Work to complete: After locating the line containing "What data populates" in the entries below, please write out that line and the rest through the end exactly. Omit pictures.

• • •

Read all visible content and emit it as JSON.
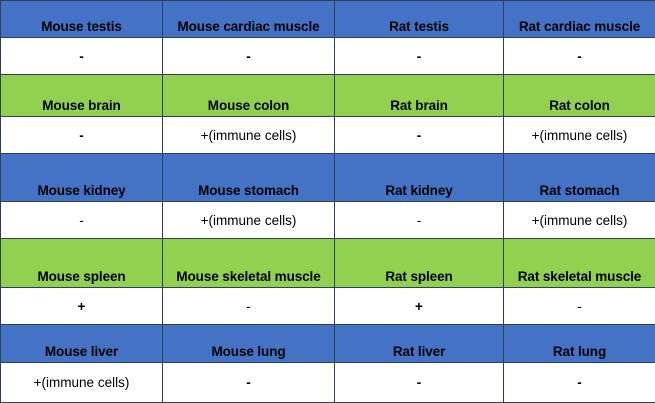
{
  "colors": {
    "blue_header": "#4472c4",
    "green_header": "#92d050",
    "value_row": "#ffffff"
  },
  "table": {
    "groups": [
      {
        "header_color": "blue",
        "tissues": [
          "Mouse testis",
          "Mouse cardiac muscle",
          "Rat testis",
          "Rat cardiac muscle"
        ],
        "results": [
          "-",
          "-",
          "-",
          "-"
        ],
        "bold": [
          true,
          true,
          true,
          true
        ]
      },
      {
        "header_color": "green",
        "tissues": [
          "Mouse brain",
          "Mouse colon",
          "Rat brain",
          "Rat colon"
        ],
        "results": [
          "-",
          "+(immune cells)",
          "-",
          "+(immune cells)"
        ],
        "bold": [
          true,
          false,
          true,
          false
        ]
      },
      {
        "header_color": "blue",
        "tissues": [
          "Mouse kidney",
          "Mouse stomach",
          "Rat kidney",
          "Rat stomach"
        ],
        "results": [
          "-",
          "+(immune cells)",
          "-",
          "+(immune cells)"
        ],
        "bold": [
          false,
          false,
          false,
          false
        ]
      },
      {
        "header_color": "green",
        "tissues": [
          "Mouse spleen",
          "Mouse skeletal muscle",
          "Rat spleen",
          "Rat skeletal muscle"
        ],
        "results": [
          "+",
          "-",
          "+",
          "-"
        ],
        "bold": [
          true,
          false,
          true,
          false
        ]
      },
      {
        "header_color": "blue",
        "tissues": [
          "Mouse liver",
          "Mouse lung",
          "Rat liver",
          "Rat lung"
        ],
        "results": [
          "+(immune cells)",
          "-",
          "-",
          "-"
        ],
        "bold": [
          false,
          true,
          true,
          true
        ]
      }
    ]
  }
}
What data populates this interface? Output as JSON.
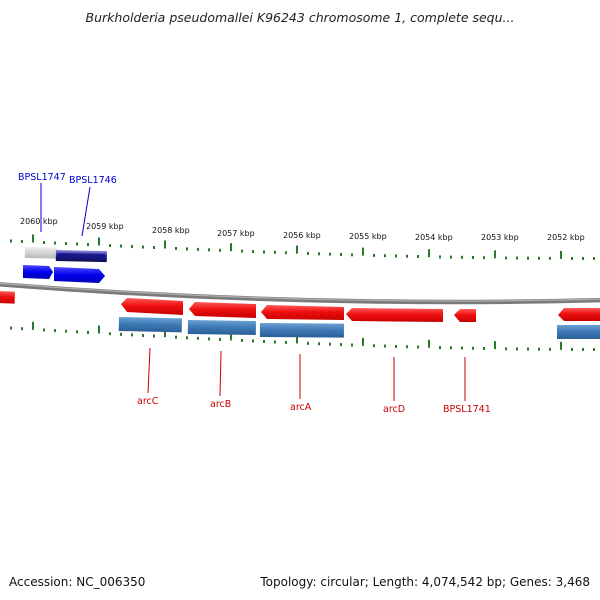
{
  "title": "Burkholderia pseudomallei K96243 chromosome 1, complete sequ...",
  "footer": {
    "accession": "Accession: NC_006350",
    "summary": "Topology: circular; Length: 4,074,542 bp; Genes: 3,468"
  },
  "colors": {
    "gene_forward": "#0000ee",
    "gene_reverse": "#ee1111",
    "cds_strip": "#3c78b4",
    "backbone": "#808080",
    "tick": "#2a7a2a",
    "label_forward": "#0000cc",
    "label_reverse": "#cc0000"
  },
  "scale_labels": [
    "2060 kbp",
    "2059 kbp",
    "2058 kbp",
    "2057 kbp",
    "2056 kbp",
    "2055 kbp",
    "2054 kbp",
    "2053 kbp",
    "2052 kbp"
  ],
  "genes": [
    {
      "name": "BPSL1747",
      "strand": "forward"
    },
    {
      "name": "BPSL1746",
      "strand": "forward"
    },
    {
      "name": "arcC",
      "strand": "reverse"
    },
    {
      "name": "arcB",
      "strand": "reverse"
    },
    {
      "name": "arcA",
      "strand": "reverse"
    },
    {
      "name": "arcD",
      "strand": "reverse"
    },
    {
      "name": "BPSL1741",
      "strand": "reverse"
    }
  ]
}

• • •

Solution to this task:
What data populates this interface? Output as JSON.
{
  "title": "Burkholderia pseudomallei K96243 chromosome 1, complete sequ...",
  "footer": {
    "accession": "Accession: NC_006350",
    "summary": "Topology: circular; Length: 4,074,542 bp; Genes: 3,468"
  },
  "colors": {
    "gene_forward": "#0000ee",
    "gene_reverse": "#ee1111",
    "cds_strip": "#3c78b4",
    "backbone": "#808080",
    "tick": "#2a7a2a",
    "label_forward": "#0000cc",
    "label_reverse": "#cc0000"
  },
  "scale_labels": [
    "2060 kbp",
    "2059 kbp",
    "2058 kbp",
    "2057 kbp",
    "2056 kbp",
    "2055 kbp",
    "2054 kbp",
    "2053 kbp",
    "2052 kbp"
  ],
  "genes": [
    {
      "name": "BPSL1747",
      "strand": "forward"
    },
    {
      "name": "BPSL1746",
      "strand": "forward"
    },
    {
      "name": "arcC",
      "strand": "reverse"
    },
    {
      "name": "arcB",
      "strand": "reverse"
    },
    {
      "name": "arcA",
      "strand": "reverse"
    },
    {
      "name": "arcD",
      "strand": "reverse"
    },
    {
      "name": "BPSL1741",
      "strand": "reverse"
    }
  ]
}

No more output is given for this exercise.